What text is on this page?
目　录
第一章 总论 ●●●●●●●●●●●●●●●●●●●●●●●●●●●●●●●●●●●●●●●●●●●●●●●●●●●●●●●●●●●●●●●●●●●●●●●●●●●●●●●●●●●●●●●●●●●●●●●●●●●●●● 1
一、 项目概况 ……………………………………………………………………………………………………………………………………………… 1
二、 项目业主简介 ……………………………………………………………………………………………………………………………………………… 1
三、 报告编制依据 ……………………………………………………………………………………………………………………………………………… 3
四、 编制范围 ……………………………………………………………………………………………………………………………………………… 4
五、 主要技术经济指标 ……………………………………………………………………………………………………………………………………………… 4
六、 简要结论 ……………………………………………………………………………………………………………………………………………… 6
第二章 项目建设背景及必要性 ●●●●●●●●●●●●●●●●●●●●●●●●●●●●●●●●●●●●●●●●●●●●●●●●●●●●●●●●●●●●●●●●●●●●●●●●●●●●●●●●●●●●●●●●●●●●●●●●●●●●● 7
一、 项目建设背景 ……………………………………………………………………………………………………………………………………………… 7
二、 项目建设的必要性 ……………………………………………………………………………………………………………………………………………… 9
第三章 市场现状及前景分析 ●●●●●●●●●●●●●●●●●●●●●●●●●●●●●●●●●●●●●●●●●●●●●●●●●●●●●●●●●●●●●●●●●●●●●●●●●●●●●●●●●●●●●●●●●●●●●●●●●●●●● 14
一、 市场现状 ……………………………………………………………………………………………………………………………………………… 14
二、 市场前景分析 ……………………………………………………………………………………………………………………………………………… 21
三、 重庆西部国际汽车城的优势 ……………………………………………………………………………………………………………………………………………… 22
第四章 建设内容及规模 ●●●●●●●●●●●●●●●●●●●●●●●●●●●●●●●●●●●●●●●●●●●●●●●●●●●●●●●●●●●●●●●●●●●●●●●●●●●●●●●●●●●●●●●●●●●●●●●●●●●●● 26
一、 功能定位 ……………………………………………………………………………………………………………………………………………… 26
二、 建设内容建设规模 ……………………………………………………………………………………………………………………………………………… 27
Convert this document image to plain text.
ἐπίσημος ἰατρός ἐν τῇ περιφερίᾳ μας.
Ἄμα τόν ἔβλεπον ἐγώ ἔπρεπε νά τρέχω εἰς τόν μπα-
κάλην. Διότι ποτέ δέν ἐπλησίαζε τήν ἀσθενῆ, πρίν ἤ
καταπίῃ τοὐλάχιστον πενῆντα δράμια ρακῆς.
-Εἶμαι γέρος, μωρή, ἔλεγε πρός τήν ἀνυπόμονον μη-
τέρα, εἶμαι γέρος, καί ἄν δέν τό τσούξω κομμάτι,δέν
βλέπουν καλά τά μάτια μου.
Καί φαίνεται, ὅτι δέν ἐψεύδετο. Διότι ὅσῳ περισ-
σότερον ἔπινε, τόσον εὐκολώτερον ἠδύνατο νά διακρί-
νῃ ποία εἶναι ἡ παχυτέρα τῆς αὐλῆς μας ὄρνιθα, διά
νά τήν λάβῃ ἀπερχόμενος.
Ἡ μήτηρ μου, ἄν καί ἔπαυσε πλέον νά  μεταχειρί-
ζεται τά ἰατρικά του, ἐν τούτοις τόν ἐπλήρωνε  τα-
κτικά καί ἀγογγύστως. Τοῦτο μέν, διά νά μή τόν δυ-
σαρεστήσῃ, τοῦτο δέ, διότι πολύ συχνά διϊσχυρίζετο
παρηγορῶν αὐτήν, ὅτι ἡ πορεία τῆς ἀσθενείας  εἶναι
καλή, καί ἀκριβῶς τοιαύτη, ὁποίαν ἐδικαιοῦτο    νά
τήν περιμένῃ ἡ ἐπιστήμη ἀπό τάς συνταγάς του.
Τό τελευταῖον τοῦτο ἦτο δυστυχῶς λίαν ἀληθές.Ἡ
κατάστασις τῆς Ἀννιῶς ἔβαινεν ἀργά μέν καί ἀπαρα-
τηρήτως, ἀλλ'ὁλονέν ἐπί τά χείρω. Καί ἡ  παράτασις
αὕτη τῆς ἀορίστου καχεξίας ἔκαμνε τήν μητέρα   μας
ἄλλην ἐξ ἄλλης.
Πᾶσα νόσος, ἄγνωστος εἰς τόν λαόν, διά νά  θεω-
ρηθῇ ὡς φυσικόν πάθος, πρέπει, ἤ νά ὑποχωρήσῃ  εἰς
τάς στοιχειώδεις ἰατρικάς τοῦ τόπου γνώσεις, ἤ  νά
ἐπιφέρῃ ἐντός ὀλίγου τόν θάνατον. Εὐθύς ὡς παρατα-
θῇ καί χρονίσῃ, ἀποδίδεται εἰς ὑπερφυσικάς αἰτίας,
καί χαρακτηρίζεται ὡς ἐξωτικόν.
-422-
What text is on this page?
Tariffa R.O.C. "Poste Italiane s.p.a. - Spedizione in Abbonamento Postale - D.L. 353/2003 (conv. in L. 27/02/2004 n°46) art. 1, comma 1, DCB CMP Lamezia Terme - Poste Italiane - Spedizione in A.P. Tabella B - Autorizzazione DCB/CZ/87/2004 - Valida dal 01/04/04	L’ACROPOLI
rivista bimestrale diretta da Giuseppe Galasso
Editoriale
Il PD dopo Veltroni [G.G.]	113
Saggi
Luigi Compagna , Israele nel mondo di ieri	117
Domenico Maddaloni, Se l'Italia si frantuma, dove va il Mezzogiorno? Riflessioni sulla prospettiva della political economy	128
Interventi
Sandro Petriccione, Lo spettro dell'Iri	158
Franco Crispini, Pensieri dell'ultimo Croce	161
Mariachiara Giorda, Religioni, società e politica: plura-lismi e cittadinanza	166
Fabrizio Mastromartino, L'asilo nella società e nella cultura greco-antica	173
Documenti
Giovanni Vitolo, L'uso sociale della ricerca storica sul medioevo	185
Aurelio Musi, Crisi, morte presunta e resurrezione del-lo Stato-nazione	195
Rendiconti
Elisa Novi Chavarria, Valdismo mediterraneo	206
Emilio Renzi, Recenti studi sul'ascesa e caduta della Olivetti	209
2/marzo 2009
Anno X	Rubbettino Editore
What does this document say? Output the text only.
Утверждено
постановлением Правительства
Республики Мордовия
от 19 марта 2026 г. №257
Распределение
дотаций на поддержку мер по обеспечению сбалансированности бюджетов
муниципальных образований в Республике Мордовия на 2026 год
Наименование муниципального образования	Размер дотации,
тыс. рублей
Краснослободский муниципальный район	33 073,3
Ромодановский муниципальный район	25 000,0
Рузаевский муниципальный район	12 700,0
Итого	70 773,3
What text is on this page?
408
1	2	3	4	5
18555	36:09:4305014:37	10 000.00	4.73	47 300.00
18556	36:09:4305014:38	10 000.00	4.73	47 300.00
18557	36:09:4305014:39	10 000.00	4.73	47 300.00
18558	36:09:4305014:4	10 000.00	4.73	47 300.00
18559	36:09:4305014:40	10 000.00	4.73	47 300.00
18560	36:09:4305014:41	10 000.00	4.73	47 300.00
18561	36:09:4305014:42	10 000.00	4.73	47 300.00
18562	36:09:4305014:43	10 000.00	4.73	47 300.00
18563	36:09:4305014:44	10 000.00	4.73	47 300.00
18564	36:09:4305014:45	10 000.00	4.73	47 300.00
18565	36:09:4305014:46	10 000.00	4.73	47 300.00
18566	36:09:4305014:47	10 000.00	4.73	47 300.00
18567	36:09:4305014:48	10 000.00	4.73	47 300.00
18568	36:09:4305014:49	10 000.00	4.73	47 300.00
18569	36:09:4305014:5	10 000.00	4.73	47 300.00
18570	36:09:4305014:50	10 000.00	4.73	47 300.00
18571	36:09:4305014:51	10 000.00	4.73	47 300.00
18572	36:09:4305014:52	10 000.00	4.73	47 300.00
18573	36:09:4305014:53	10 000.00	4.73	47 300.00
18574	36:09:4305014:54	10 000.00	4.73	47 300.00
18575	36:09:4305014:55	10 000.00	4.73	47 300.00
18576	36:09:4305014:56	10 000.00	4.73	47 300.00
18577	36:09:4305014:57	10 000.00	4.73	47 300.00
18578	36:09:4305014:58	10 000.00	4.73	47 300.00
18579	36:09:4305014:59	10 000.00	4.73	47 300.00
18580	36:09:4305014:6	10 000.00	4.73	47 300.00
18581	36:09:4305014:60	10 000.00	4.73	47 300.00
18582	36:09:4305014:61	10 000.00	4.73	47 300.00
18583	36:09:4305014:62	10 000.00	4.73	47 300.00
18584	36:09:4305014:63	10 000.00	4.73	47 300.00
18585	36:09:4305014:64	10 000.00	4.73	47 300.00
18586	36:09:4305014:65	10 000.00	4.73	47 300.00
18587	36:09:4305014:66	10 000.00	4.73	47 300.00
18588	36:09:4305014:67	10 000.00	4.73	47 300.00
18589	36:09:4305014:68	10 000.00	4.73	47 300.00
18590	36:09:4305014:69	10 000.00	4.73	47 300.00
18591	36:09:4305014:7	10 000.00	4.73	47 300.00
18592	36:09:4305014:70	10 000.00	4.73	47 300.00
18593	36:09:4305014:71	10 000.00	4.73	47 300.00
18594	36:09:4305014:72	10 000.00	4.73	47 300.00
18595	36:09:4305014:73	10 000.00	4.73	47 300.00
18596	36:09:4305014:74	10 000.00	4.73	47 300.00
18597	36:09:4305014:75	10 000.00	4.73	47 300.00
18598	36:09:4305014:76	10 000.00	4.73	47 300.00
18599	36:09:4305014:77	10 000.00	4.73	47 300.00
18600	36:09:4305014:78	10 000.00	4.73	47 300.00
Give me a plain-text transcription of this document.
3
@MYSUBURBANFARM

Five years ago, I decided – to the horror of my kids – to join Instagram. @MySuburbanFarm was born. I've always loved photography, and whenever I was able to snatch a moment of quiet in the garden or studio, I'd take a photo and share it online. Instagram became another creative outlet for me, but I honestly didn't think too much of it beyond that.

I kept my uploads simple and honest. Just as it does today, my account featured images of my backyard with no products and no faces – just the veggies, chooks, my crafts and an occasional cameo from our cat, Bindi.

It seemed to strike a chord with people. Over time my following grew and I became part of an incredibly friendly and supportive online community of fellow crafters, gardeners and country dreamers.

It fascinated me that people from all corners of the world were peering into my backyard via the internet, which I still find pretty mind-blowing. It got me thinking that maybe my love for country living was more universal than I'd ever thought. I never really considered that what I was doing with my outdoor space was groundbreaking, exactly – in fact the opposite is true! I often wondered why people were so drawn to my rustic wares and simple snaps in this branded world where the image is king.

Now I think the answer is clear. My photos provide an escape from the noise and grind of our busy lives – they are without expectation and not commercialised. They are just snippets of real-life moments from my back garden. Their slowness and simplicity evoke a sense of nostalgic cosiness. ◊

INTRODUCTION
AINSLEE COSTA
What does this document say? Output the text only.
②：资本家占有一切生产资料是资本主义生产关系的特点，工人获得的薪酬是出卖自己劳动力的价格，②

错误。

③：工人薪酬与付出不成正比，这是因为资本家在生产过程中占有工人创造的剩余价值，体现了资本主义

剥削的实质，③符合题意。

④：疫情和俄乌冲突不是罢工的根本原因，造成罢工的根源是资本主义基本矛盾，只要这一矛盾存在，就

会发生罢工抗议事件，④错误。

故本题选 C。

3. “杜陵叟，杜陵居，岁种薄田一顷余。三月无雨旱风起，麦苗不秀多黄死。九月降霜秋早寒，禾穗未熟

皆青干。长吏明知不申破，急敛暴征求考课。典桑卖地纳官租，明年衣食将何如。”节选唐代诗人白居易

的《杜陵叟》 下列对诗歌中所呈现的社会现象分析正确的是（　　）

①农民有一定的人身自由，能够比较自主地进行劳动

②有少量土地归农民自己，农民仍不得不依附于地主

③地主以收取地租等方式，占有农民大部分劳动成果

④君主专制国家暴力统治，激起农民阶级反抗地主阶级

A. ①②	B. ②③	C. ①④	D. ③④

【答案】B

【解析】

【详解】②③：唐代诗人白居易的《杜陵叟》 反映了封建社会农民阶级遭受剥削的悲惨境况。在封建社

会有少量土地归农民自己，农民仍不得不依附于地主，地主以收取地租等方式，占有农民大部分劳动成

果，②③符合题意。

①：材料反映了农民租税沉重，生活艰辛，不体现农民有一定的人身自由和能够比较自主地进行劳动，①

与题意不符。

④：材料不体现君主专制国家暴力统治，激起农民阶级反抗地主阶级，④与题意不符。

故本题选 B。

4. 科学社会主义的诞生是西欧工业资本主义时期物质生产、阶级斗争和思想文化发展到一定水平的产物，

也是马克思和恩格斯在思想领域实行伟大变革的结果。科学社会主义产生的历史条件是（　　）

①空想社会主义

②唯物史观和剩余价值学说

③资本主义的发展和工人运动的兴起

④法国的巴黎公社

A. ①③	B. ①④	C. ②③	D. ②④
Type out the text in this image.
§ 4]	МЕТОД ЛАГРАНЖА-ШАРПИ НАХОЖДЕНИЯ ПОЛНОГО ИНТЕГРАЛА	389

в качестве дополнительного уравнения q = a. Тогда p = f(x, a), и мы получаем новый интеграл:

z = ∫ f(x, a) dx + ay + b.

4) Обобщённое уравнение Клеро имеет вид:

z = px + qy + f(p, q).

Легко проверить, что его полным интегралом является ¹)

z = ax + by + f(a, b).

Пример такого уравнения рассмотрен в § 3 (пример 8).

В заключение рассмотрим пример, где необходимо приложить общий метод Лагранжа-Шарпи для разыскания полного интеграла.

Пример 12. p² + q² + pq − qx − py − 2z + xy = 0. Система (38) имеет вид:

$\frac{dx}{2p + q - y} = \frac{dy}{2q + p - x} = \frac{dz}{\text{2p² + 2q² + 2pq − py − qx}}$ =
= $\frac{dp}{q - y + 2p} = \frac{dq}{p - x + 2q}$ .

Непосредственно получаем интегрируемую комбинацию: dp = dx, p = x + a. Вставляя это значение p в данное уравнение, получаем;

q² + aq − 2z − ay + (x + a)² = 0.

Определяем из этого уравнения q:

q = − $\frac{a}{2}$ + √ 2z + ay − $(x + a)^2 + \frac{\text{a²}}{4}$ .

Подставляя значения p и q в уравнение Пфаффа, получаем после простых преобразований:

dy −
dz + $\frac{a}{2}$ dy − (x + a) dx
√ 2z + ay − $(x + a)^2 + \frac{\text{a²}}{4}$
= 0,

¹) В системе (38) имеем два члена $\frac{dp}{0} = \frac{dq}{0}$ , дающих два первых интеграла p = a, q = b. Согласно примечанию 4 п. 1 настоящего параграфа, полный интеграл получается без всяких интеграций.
# # # # # # #
Pull out every line holding "имеет" from the records above, and copy it.

4) Обобщённое уравнение Клеро имеет вид:
Пример 12. p² + q² + pq − qx − py − 2z + xy = 0. Система (38) имеет вид:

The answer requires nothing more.